TEXTAUSZUG -
****************

Andreas Rohde und Marcus Geschwandtner besprechen in NJW 2006, S. 3332 (3335) insbesondere den Beschluss des Bundesfinanzhofs vom 28. Juni 2006 VII B 324/05 (BFHE 213, S. 573, BStBl. II 2006, S. 692) und kommen zu folgendem Ergebnis:
"Weder die Anfechtung einzelner Steuerbescheide oder Einspruchsentscheidungen vor den Finanzgerichten noch die vom Bund der Steuerzahler eingelegte Verfassungsbeschwerde sind erfolgversprechend."
Christian Waldhoff, Grundzüge des Finanzrechts des Grundgesetzes, in Isensee/Kirchhof, Handbuch des Staatsrechts, Band V 2007, S. 901:
"Auf einer niedrigen Stufe erscheinen Ausgabenanlässe als Begründung einer Steuer etwa in den Gesetzesmaterialien oder -beratungen. Bestes Beispiel ist der im Zuge der Wiedervereinigung eingeführte Solidaritätszuschlag zur Einkommen- und Körperschaftsteuer. Im Gesetzeswortlaut ist hier allenfalls in dem Wortbestandteil 'Solidarität' ein lockerer Verwendungszweckanlaß angedeutet. Mit wem Solidarität geübt werden soll, das ergibt sich erst aus dem politischen Kontext. Dieser Steuerzuschlag fließt vollständig in den allgemeinen Staatshaushalt. Eine rechtliche Bindung seines Aufkommens existiert nicht."

****************

AUFGABE A - Gib aus den Einträgen die Zeilen unverändert wieder. Beginne bei der Zeile mit „- journal-name-line: Fusion: [623, 51, 681, 76]“ und höre nach der Zeile mit „- abstract-text: is“ auf.

VORLIEGENDE EINTRÄGE -
****************

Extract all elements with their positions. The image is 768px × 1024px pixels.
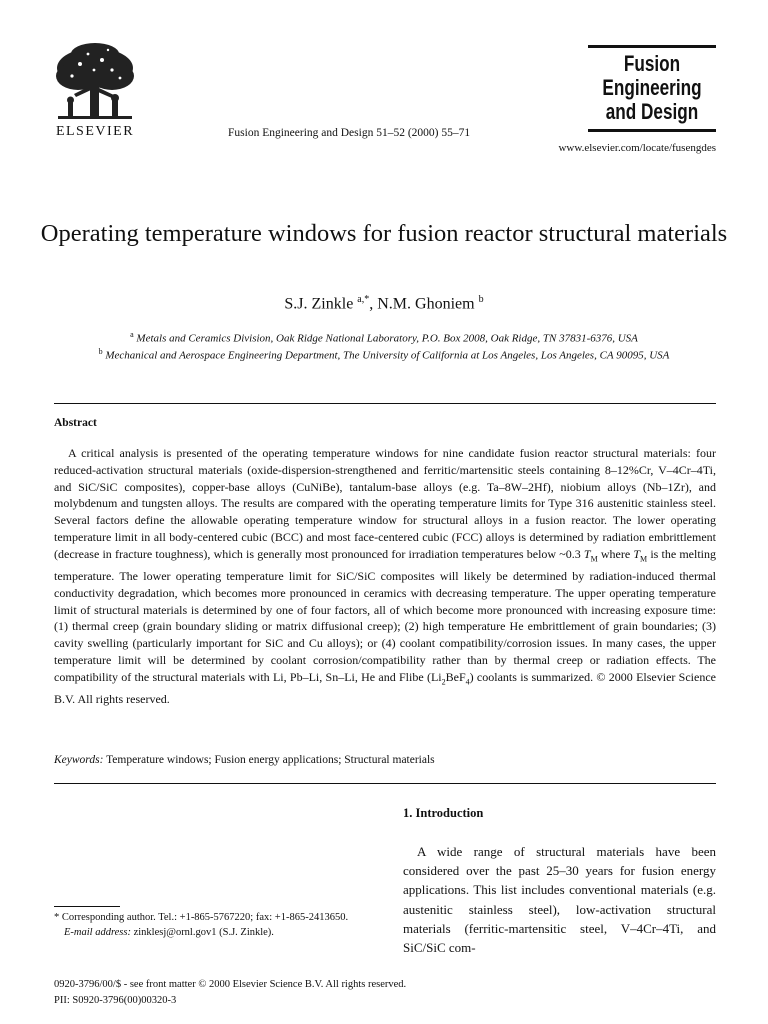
- journal-name-line: Fusion: [623, 51, 681, 76]
- page-footer: [54, 977, 406, 1008]
- abstract-text: is the melting temperature. The lower operating temperature limit for SiC/SiC composites will likely be determined by radiation-induced thermal conductivity degradation, which becomes more pronounced in ceramics with decreasing temperature. The upper operating temperature limit of structural materials is determined by one of four factors, all of which become more pronounced with increasing exposure time: (1) thermal creep (grain boundary sliding or matrix diffusional creep); (2) high temperature He embrittlement of grain boundaries; (3) cavity swelling (particularly important for SiC and Cu alloys); or (4) coolant compatibility/corrosion issues. In many cases, the upper temperature limit will be determined by coolant corrosion/compatibility rather than by thermal creep or radiation effects. The compatibility of the structural materials with Li, Pb–Li, Sn–Li, He and Flibe (: [54, 546, 716, 684]
- email-address[interactable]: zinklesj@ornl.gov1 (S.J. Zinkle).: [130, 927, 274, 938]
- publisher-name: ELSEVIER: [55, 124, 135, 139]
- author-name: S.J. Zinkle: [284, 295, 354, 313]
- paper-title: Operating temperature windows for fusion reactor structural materials: [40, 220, 728, 247]
- journal-name-line: and Design: [605, 99, 699, 124]
- pii-line: PII: S0920-3796(00)00320-3: [54, 994, 177, 1006]
- melting-temp-symbol: $T_M$: [583, 546, 598, 564]
- author-name: N.M. Ghoniem: [377, 295, 475, 313]
- corresponding-author-note: * Corresponding author. Tel.: +1-865-5767220; fax: +1-865-2413650.: [54, 912, 349, 923]
- affiliation-mark: b: [98, 347, 103, 356]
- footnote: [54, 910, 374, 940]
- email-label: E-mail address:: [64, 927, 131, 938]
- journal-name-line: Engineering: [602, 75, 702, 100]
- author-affiliation-mark: a,*: [357, 294, 370, 305]
- section-heading: 1. Introduction: [403, 806, 484, 820]
- affiliation-mark: a: [130, 330, 134, 339]
- abstract-text: ~0.3: [559, 546, 584, 561]
- journal-name: [602, 52, 702, 124]
- keywords-text: Temperature windows; Fusion energy applications; Structural materials: [103, 754, 435, 766]
- author-separator: ,: [369, 295, 378, 313]
- affiliation: [40, 347, 728, 362]
- author-affiliation-mark: b: [478, 294, 484, 305]
- section-divider: [54, 403, 716, 404]
- journal-rule-bottom: [588, 129, 716, 132]
- elsevier-tree-logo-icon: [50, 42, 140, 132]
- melting-temp-symbol: $T_M$: [633, 546, 648, 564]
- footnote-rule: [54, 906, 120, 907]
- author-list: [40, 294, 728, 313]
- keywords: [54, 754, 435, 766]
- copyright-line: 0920-3796/00/$ - see front matter © 2000 Elsevier Science B.V. All rights reserved.: [54, 979, 407, 990]
- journal-rule-top: [588, 45, 716, 48]
- abstract-body: [54, 445, 716, 708]
- abstract-heading: Abstract: [54, 417, 97, 429]
- flibe-formula: $Li_2BeF_4$: [430, 669, 470, 687]
- keywords-label: Keywords:: [54, 754, 104, 766]
- affiliation-text: Mechanical and Aerospace Engineering Department, The University of California at Los Angeles, Los Angeles, CA 90095, USA: [105, 349, 670, 362]
- abstract-text: A critical analysis is presented of the operating temperature windows for nine candidate fusion reactor structural materials: four reduced-activation structural materials (oxide-dispersion-strengthened and ferritic/martensitic steels containing 8–12%Cr, V–4Cr–4Ti, and SiC/SiC composites), copper-base alloys (CuNiBe), tantalum-base alloys (e.g. Ta–8W–2Hf), niobium alloys (Nb–1Zr), and molybdenum and tungsten alloys. The results are compared with the operating temperature limits for Type 316 austenitic stainless steel. Several factors define the allowable operating temperature window for structural alloys in a fusion reactor. The lower operating temperature limit in all body-centered cubic (BCC) and most face-centered cubic (FCC) alloys is determined by radiation embrittlement (decrease in fracture toughness), which is generally most pronounced for irradiation temperatures below: [54, 446, 716, 561]
- email-line: [54, 925, 374, 940]
- affiliation: [40, 330, 728, 345]
- affiliation-text: Metals and Ceramics Division, Oak Ridge National Laboratory, P.O. Box 2008, Oak Ridge, TN 37831-6376, USA: [136, 332, 638, 345]
- journal-citation: Fusion Engineering and Design 51–52 (2000) 55–71: [228, 127, 471, 139]
- journal-url[interactable]: www.elsevier.com/locate/fusengdes: [558, 142, 716, 154]
- abstract-text: ) coolants is summarized. © 2000 Elsevier Science B.V. All rights reserved.: [54, 669, 716, 706]
- introduction-text: A wide range of structural materials have been considered over the past 25–30 years for fusion energy applications. This list includes conventional materials (e.g. austenitic stainless steel), low-activation structural materials (ferritic-martensitic steel, V–4Cr–4Ti, and SiC/SiC com-: [403, 844, 716, 956]
- section-divider: [54, 783, 716, 784]
- abstract-text: where: [597, 546, 634, 561]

****************

AUFGABE B - Führe den Auszug zum Solidaritätszuschlag im Anschluss an seinen letzten Satz weiter.

ANTWORT A -
- journal-name-line: Fusion: [623, 51, 681, 76]
- page-footer: [54, 977, 406, 1008]
- abstract-text: is the melting temperature. The lower operating temperature limit for SiC/SiC composites will likely be determined by radiation-induced thermal conductivity degradation, which becomes more pronounced in ceramics with decreasing temperature. The upper operating temperature limit of structural materials is determined by one of four factors, all of which become more pronounced with increasing exposure time: (1) thermal creep (grain boundary sliding or matrix diffusional creep); (2) high temperature He embrittlement of grain boundaries; (3) cavity swelling (particularly important for SiC and Cu alloys); or (4) coolant compatibility/corrosion issues. In many cases, the upper temperature limit will be determined by coolant corrosion/compatibility rather than by thermal creep or radiation effects. The compatibility of the structural materials with Li, Pb–Li, Sn–Li, He and Flibe (: [54, 546, 716, 684]

ANTWORT B -
Johannes R. Nebe kritisiert die Entscheidung des Bundesverfassungsgerichts vom 11. Februar 2008 (2 BvR 1708/06, DStZ 2008, S. 229) zum Solidaritätszuschlag (NWB Nr. 18 vom 28. April 2008, S. 1619, 1620 f.):
"Insbesondere Art und Weise des Beschlusses führen zu nicht unerheblicher Verwunderung. Zwar sind weitere Einzelheiten des Verfahrens bisher nicht bekannt, doch erscheint es kaum nachvollziehbar, wenn das BVerfG in einem Verfahren mit einer so großen Breitenwirkung erst nach rund zwei Jahren zu der Auffassung gelangt, die Verfassungsbeschwerde nicht zur Entscheidung anzunehmen, und dann - trotz der langen Verfahrensdauer und Bedeutung - es nicht für nötig erachtet, den Nichtannahmebeschluss zu begründen. Eine solche Verfahrensweise erscheint nicht unbedingt geeignet, das Vertrauen in die Arbeit der Judikative zu stärken. ... Das BVerfG hat die Chance verstreichen lassen, sich grds. zum Solidaritätszuschlag und zu Gesichtspunkten von Sondersteuern, Ergänzungsabgaben o.Ä. sowie deren Zulässigkeit und zeitliche Dauer zu äußern. Der Gesetzgeber bleibt aufgerufen, die Notwendigkeit der Beibehaltung des Solidaritätszuschlags kritisch zu prüfen".
Klaus Lindberg äußert sich wie folgt in Blümich, Kommentar zum EStG/KStG/GewStG/-Ertragsteuerliche Nebengesetze, Loseblatt, § 1 SolZG 1995, Anm. 10, Stand Mai 2009:
"Es ist aber zweifelhaft, ob das als befristet geplante Gesetz nach 14-jähriger Laufzeit noch verfassungsgemäß oder eine verfassungswidrige Sondersteuer ist".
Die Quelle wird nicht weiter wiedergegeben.